> [YOUR TASK]: Which prior documents does the passage on height estimation name, and what technique does it say each one concerns?
═══ DOCUMENT SECTION
Recently, a technique in which an image of an animal such as a person is captured by a camera and an attribute of the person or the like is recognized from the captured image has been used. As a technique related to estimation of a height which is an attribute of a person or the like, for example, Patent Literature 1 to 3 is known. Patent Literature 1 describes a technique for estimating a height of a person based on a length of a long side or lengths of the long side and a short side of a person area in an image. Patent Literature 2 describes a technique for estimating a height of a person based on a distance image. Patent Literature 3 describes a technique for estimating a height using an imaging result captured by an X-ray CT apparatus. In addition, Non Patent Literature 1 is known as a technique related to skeleton estimation of a person.
As described above, in Patent Literature 1, since the height is estimated based on a size of the person area in the image, estimation accuracy of the height may be lowered depending on a posture of the person and an orientation of the person with respect to the camera. Further, in Patent Literature 2, it is essential to acquire the distance image, and in Patent Literature 3, a special contrast imaging has to be performed by an X-ray CT apparatus. For these reasons, there is a problem in the related art that it is difficult to accurately estimate the height from a two-dimensional image obtained by capturing the animal such as a person.
In view of such a problem, it is an object of the present disclosure to provide a height estimation apparatus, a height estimation method, and a non-transitory computer readable medium storing a program capable of improving accuracy of estimating a height.
A height estimation apparatus according to the present disclosure includes: acquisition means for acquiring a two-dimensional image obtained by capturing an animal; detection means for detecting a two-dimensional skeletal structure of the animal based on the acquired two-dimensional image; and estimation means for estimating a height of the animal in a three-dimensional real world based on the detected two-dimensional skeletal structure and an imaging parameter of the two-dimensional image.
A height estimation method according to the present disclosure includes: acquiring a two-dimensional image obtained by capturing an animal; detecting a two-dimensional skeletal structure of the animal based on the acquired two-dimensional image; and estimating a height of the animal in a three-dimensional real world based on the detected two-dimensional skeletal structure and an imaging parameter of the two-dimensional image.
══════
═══ DATASET EXCERPT
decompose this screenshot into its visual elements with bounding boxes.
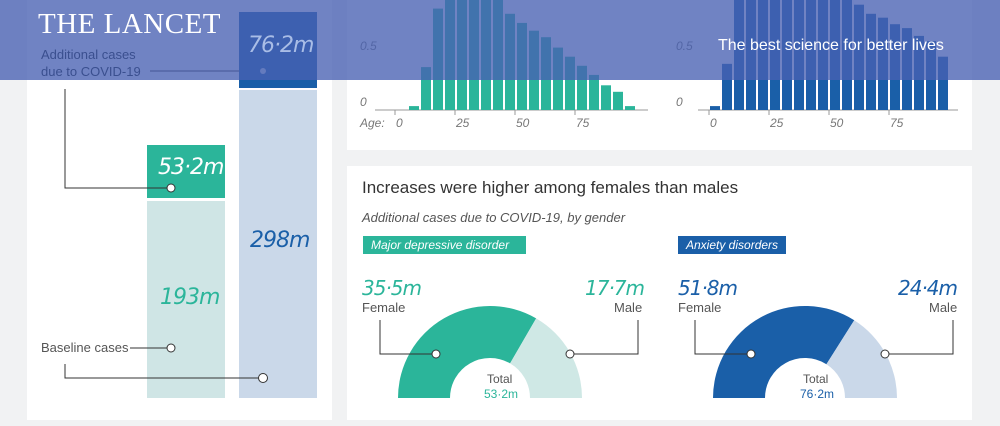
══════
> [ANSWER]:
- Patent Literature 1: estimating a person's height from the length of the long side, or the lengths of the long and short sides, of a person area in an image.
- Patent Literature 2: estimating a person's height based on a distance image.
- Patent Literature 3: estimating a height using an imaging result captured by an X-ray CT apparatus.
- Non Patent Literature 1: skeleton estimation of a person.